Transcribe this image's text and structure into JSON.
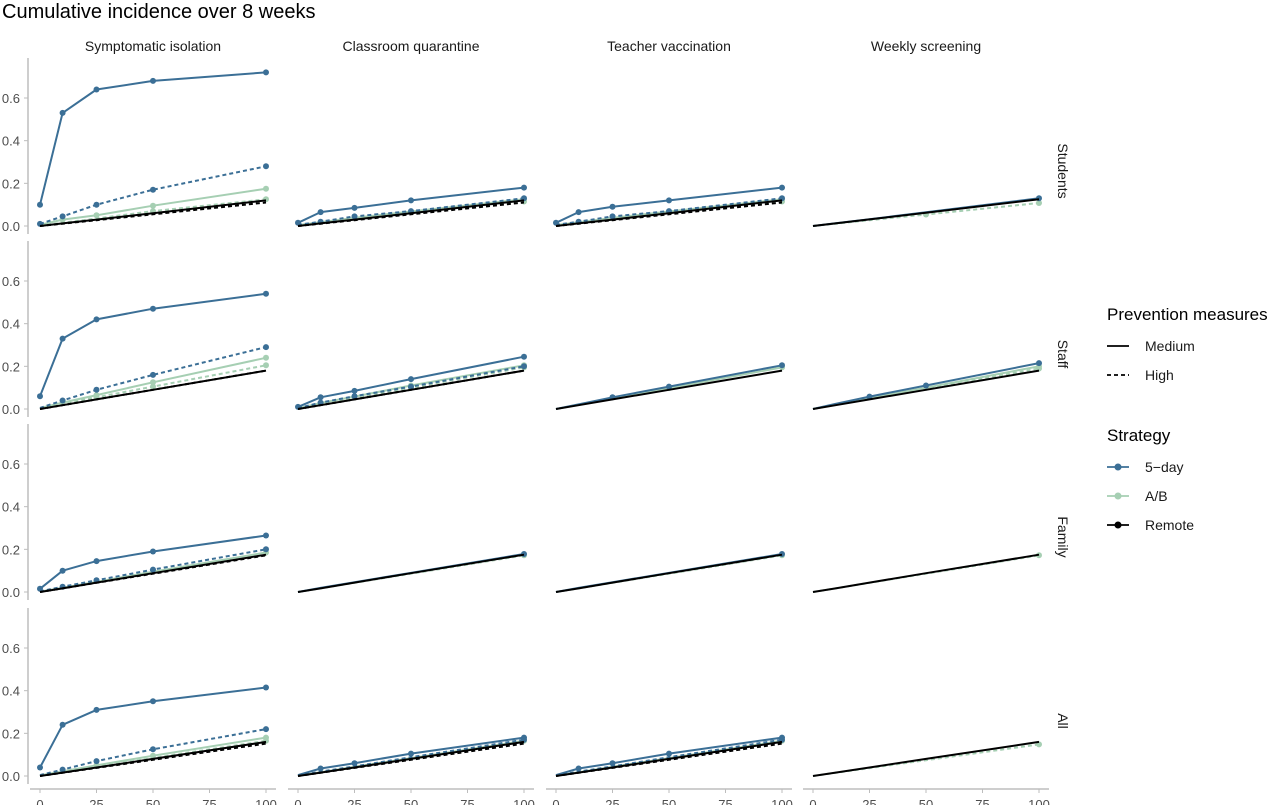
{
  "chart_data": {
    "type": "line",
    "title": "Cumulative incidence over 8 weeks",
    "x": [
      0,
      10,
      25,
      50,
      100
    ],
    "x_ticks": [
      "0",
      "25",
      "50",
      "75",
      "100"
    ],
    "xlim": [
      0,
      100
    ],
    "y_ticks": [
      "0.0",
      "0.2",
      "0.4",
      "0.6"
    ],
    "ylim": [
      0,
      0.75
    ],
    "grid": false,
    "legend_position": "right",
    "facet_columns": [
      "Symptomatic isolation",
      "Classroom quarantine",
      "Teacher vaccination",
      "Weekly screening"
    ],
    "facet_rows": [
      "Students",
      "Staff",
      "Family",
      "All"
    ],
    "legend": {
      "linetype_title": "Prevention measures",
      "linetype_items": [
        "Medium",
        "High"
      ],
      "color_title": "Strategy",
      "color_items": [
        "5−day",
        "A/B",
        "Remote"
      ]
    },
    "colors": {
      "5-day": "#3b6f96",
      "A/B": "#a6cfb3",
      "Remote": "#000000"
    },
    "panels": [
      {
        "row": "Students",
        "column": "Symptomatic isolation",
        "series": [
          {
            "strategy": "5-day",
            "measures": "Medium",
            "values": [
              0.1,
              0.53,
              0.64,
              0.68,
              0.72
            ]
          },
          {
            "strategy": "5-day",
            "measures": "High",
            "values": [
              0.01,
              0.045,
              0.1,
              0.17,
              0.28
            ]
          },
          {
            "strategy": "A/B",
            "measures": "Medium",
            "values": [
              0.005,
              0.03,
              0.05,
              0.095,
              0.175
            ]
          },
          {
            "strategy": "A/B",
            "measures": "High",
            "values": [
              0.002,
              0.015,
              0.035,
              0.07,
              0.125
            ]
          },
          {
            "strategy": "Remote",
            "measures": "Medium",
            "values": [
              0.0,
              0.012,
              0.03,
              0.06,
              0.12
            ]
          },
          {
            "strategy": "Remote",
            "measures": "High",
            "values": [
              0.0,
              0.011,
              0.027,
              0.055,
              0.11
            ]
          }
        ]
      },
      {
        "row": "Students",
        "column": "Classroom quarantine",
        "series": [
          {
            "strategy": "5-day",
            "measures": "Medium",
            "values": [
              0.015,
              0.065,
              0.085,
              0.12,
              0.18
            ]
          },
          {
            "strategy": "5-day",
            "measures": "High",
            "values": [
              0.005,
              0.02,
              0.045,
              0.07,
              0.13
            ]
          },
          {
            "strategy": "A/B",
            "measures": "Medium",
            "values": [
              0.004,
              0.018,
              0.038,
              0.068,
              0.125
            ]
          },
          {
            "strategy": "A/B",
            "measures": "High",
            "values": [
              0.002,
              0.013,
              0.03,
              0.058,
              0.115
            ]
          },
          {
            "strategy": "Remote",
            "measures": "Medium",
            "values": [
              0.0,
              0.012,
              0.03,
              0.06,
              0.12
            ]
          },
          {
            "strategy": "Remote",
            "measures": "High",
            "values": [
              0.0,
              0.011,
              0.027,
              0.055,
              0.11
            ]
          }
        ]
      },
      {
        "row": "Students",
        "column": "Teacher vaccination",
        "series": [
          {
            "strategy": "5-day",
            "measures": "Medium",
            "values": [
              0.015,
              0.065,
              0.09,
              0.12,
              0.18
            ]
          },
          {
            "strategy": "5-day",
            "measures": "High",
            "values": [
              0.005,
              0.02,
              0.045,
              0.07,
              0.13
            ]
          },
          {
            "strategy": "A/B",
            "measures": "Medium",
            "values": [
              0.004,
              0.018,
              0.038,
              0.068,
              0.125
            ]
          },
          {
            "strategy": "A/B",
            "measures": "High",
            "values": [
              0.002,
              0.013,
              0.03,
              0.058,
              0.115
            ]
          },
          {
            "strategy": "Remote",
            "measures": "Medium",
            "values": [
              0.0,
              0.012,
              0.03,
              0.06,
              0.12
            ]
          },
          {
            "strategy": "Remote",
            "measures": "High",
            "values": [
              0.0,
              0.011,
              0.027,
              0.055,
              0.11
            ]
          }
        ]
      },
      {
        "row": "Students",
        "column": "Weekly screening",
        "series": [
          {
            "strategy": "5-day",
            "measures": "Medium",
            "values": [
              0.0,
              0.013,
              0.032,
              0.064,
              0.13
            ]
          },
          {
            "strategy": "A/B",
            "measures": "High",
            "values": [
              0.0,
              0.011,
              0.027,
              0.054,
              0.108
            ]
          },
          {
            "strategy": "Remote",
            "measures": "Medium",
            "values": [
              0.0,
              0.012,
              0.031,
              0.062,
              0.125
            ]
          }
        ]
      },
      {
        "row": "Staff",
        "column": "Symptomatic isolation",
        "series": [
          {
            "strategy": "5-day",
            "measures": "Medium",
            "values": [
              0.06,
              0.33,
              0.42,
              0.47,
              0.54
            ]
          },
          {
            "strategy": "5-day",
            "measures": "High",
            "values": [
              0.005,
              0.04,
              0.09,
              0.16,
              0.29
            ]
          },
          {
            "strategy": "A/B",
            "measures": "Medium",
            "values": [
              0.004,
              0.03,
              0.065,
              0.125,
              0.24
            ]
          },
          {
            "strategy": "A/B",
            "measures": "High",
            "values": [
              0.002,
              0.025,
              0.055,
              0.105,
              0.205
            ]
          },
          {
            "strategy": "Remote",
            "measures": "Medium",
            "values": [
              0.0,
              0.018,
              0.045,
              0.09,
              0.18
            ]
          },
          {
            "strategy": "Remote",
            "measures": "High",
            "values": [
              0.0,
              0.018,
              0.045,
              0.09,
              0.18
            ]
          }
        ]
      },
      {
        "row": "Staff",
        "column": "Classroom quarantine",
        "series": [
          {
            "strategy": "5-day",
            "measures": "Medium",
            "values": [
              0.01,
              0.055,
              0.085,
              0.14,
              0.245
            ]
          },
          {
            "strategy": "5-day",
            "measures": "High",
            "values": [
              0.004,
              0.03,
              0.06,
              0.105,
              0.2
            ]
          },
          {
            "strategy": "A/B",
            "measures": "Medium",
            "values": [
              0.003,
              0.028,
              0.058,
              0.11,
              0.205
            ]
          },
          {
            "strategy": "A/B",
            "measures": "High",
            "values": [
              0.002,
              0.024,
              0.052,
              0.1,
              0.195
            ]
          },
          {
            "strategy": "Remote",
            "measures": "Medium",
            "values": [
              0.0,
              0.018,
              0.045,
              0.09,
              0.18
            ]
          },
          {
            "strategy": "Remote",
            "measures": "High",
            "values": [
              0.0,
              0.018,
              0.045,
              0.09,
              0.18
            ]
          }
        ]
      },
      {
        "row": "Staff",
        "column": "Teacher vaccination",
        "series": [
          {
            "strategy": "5-day",
            "measures": "Medium",
            "values": [
              0.0,
              0.022,
              0.055,
              0.105,
              0.205
            ]
          },
          {
            "strategy": "A/B",
            "measures": "Medium",
            "values": [
              0.0,
              0.02,
              0.05,
              0.098,
              0.195
            ]
          },
          {
            "strategy": "Remote",
            "measures": "Medium",
            "values": [
              0.0,
              0.018,
              0.045,
              0.09,
              0.18
            ]
          }
        ]
      },
      {
        "row": "Staff",
        "column": "Weekly screening",
        "series": [
          {
            "strategy": "5-day",
            "measures": "Medium",
            "values": [
              0.0,
              0.024,
              0.058,
              0.11,
              0.215
            ]
          },
          {
            "strategy": "A/B",
            "measures": "Medium",
            "values": [
              0.0,
              0.021,
              0.052,
              0.1,
              0.2
            ]
          },
          {
            "strategy": "A/B",
            "measures": "High",
            "values": [
              0.0,
              0.02,
              0.05,
              0.096,
              0.19
            ]
          },
          {
            "strategy": "Remote",
            "measures": "Medium",
            "values": [
              0.0,
              0.018,
              0.045,
              0.09,
              0.18
            ]
          }
        ]
      },
      {
        "row": "Family",
        "column": "Symptomatic isolation",
        "series": [
          {
            "strategy": "5-day",
            "measures": "Medium",
            "values": [
              0.015,
              0.1,
              0.145,
              0.19,
              0.265
            ]
          },
          {
            "strategy": "5-day",
            "measures": "High",
            "values": [
              0.003,
              0.025,
              0.055,
              0.105,
              0.2
            ]
          },
          {
            "strategy": "A/B",
            "measures": "Medium",
            "values": [
              0.002,
              0.02,
              0.048,
              0.095,
              0.185
            ]
          },
          {
            "strategy": "Remote",
            "measures": "Medium",
            "values": [
              0.0,
              0.017,
              0.044,
              0.088,
              0.175
            ]
          },
          {
            "strategy": "Remote",
            "measures": "High",
            "values": [
              0.0,
              0.017,
              0.043,
              0.086,
              0.172
            ]
          }
        ]
      },
      {
        "row": "Family",
        "column": "Classroom quarantine",
        "series": [
          {
            "strategy": "5-day",
            "measures": "Medium",
            "values": [
              0.0,
              0.019,
              0.046,
              0.09,
              0.178
            ]
          },
          {
            "strategy": "A/B",
            "measures": "High",
            "values": [
              0.0,
              0.017,
              0.043,
              0.086,
              0.172
            ]
          },
          {
            "strategy": "Remote",
            "measures": "Medium",
            "values": [
              0.0,
              0.017,
              0.044,
              0.088,
              0.175
            ]
          }
        ]
      },
      {
        "row": "Family",
        "column": "Teacher vaccination",
        "series": [
          {
            "strategy": "5-day",
            "measures": "Medium",
            "values": [
              0.0,
              0.019,
              0.046,
              0.09,
              0.178
            ]
          },
          {
            "strategy": "A/B",
            "measures": "High",
            "values": [
              0.0,
              0.017,
              0.043,
              0.086,
              0.172
            ]
          },
          {
            "strategy": "Remote",
            "measures": "Medium",
            "values": [
              0.0,
              0.017,
              0.044,
              0.088,
              0.175
            ]
          }
        ]
      },
      {
        "row": "Family",
        "column": "Weekly screening",
        "series": [
          {
            "strategy": "A/B",
            "measures": "High",
            "values": [
              0.0,
              0.017,
              0.043,
              0.086,
              0.172
            ]
          },
          {
            "strategy": "Remote",
            "measures": "Medium",
            "values": [
              0.0,
              0.017,
              0.044,
              0.088,
              0.175
            ]
          }
        ]
      },
      {
        "row": "All",
        "column": "Symptomatic isolation",
        "series": [
          {
            "strategy": "5-day",
            "measures": "Medium",
            "values": [
              0.04,
              0.24,
              0.31,
              0.35,
              0.415
            ]
          },
          {
            "strategy": "5-day",
            "measures": "High",
            "values": [
              0.004,
              0.03,
              0.07,
              0.125,
              0.22
            ]
          },
          {
            "strategy": "A/B",
            "measures": "Medium",
            "values": [
              0.003,
              0.022,
              0.05,
              0.095,
              0.18
            ]
          },
          {
            "strategy": "A/B",
            "measures": "High",
            "values": [
              0.002,
              0.018,
              0.044,
              0.085,
              0.165
            ]
          },
          {
            "strategy": "Remote",
            "measures": "Medium",
            "values": [
              0.0,
              0.016,
              0.04,
              0.08,
              0.16
            ]
          },
          {
            "strategy": "Remote",
            "measures": "High",
            "values": [
              0.0,
              0.015,
              0.038,
              0.076,
              0.152
            ]
          }
        ]
      },
      {
        "row": "All",
        "column": "Classroom quarantine",
        "series": [
          {
            "strategy": "5-day",
            "measures": "Medium",
            "values": [
              0.004,
              0.035,
              0.06,
              0.105,
              0.18
            ]
          },
          {
            "strategy": "5-day",
            "measures": "High",
            "values": [
              0.002,
              0.02,
              0.045,
              0.088,
              0.17
            ]
          },
          {
            "strategy": "A/B",
            "measures": "Medium",
            "values": [
              0.002,
              0.018,
              0.043,
              0.084,
              0.165
            ]
          },
          {
            "strategy": "Remote",
            "measures": "Medium",
            "values": [
              0.0,
              0.016,
              0.04,
              0.08,
              0.16
            ]
          },
          {
            "strategy": "Remote",
            "measures": "High",
            "values": [
              0.0,
              0.015,
              0.038,
              0.076,
              0.152
            ]
          }
        ]
      },
      {
        "row": "All",
        "column": "Teacher vaccination",
        "series": [
          {
            "strategy": "5-day",
            "measures": "Medium",
            "values": [
              0.004,
              0.035,
              0.06,
              0.105,
              0.18
            ]
          },
          {
            "strategy": "5-day",
            "measures": "High",
            "values": [
              0.002,
              0.02,
              0.045,
              0.088,
              0.17
            ]
          },
          {
            "strategy": "A/B",
            "measures": "Medium",
            "values": [
              0.002,
              0.018,
              0.043,
              0.084,
              0.165
            ]
          },
          {
            "strategy": "Remote",
            "measures": "Medium",
            "values": [
              0.0,
              0.016,
              0.04,
              0.08,
              0.16
            ]
          },
          {
            "strategy": "Remote",
            "measures": "High",
            "values": [
              0.0,
              0.015,
              0.038,
              0.076,
              0.152
            ]
          }
        ]
      },
      {
        "row": "All",
        "column": "Weekly screening",
        "series": [
          {
            "strategy": "A/B",
            "measures": "High",
            "values": [
              0.0,
              0.015,
              0.037,
              0.074,
              0.148
            ]
          },
          {
            "strategy": "Remote",
            "measures": "Medium",
            "values": [
              0.0,
              0.016,
              0.04,
              0.08,
              0.16
            ]
          }
        ]
      }
    ]
  }
}
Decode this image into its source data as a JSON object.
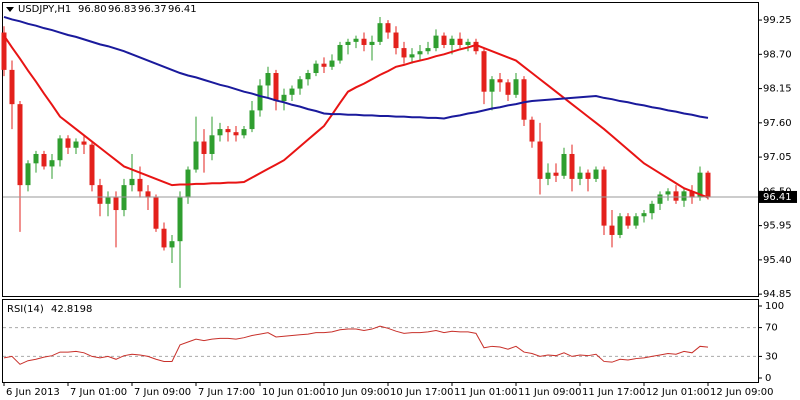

Job: Find how many lines in the listing contain the word "this" and give that count alone.

Written answer: 2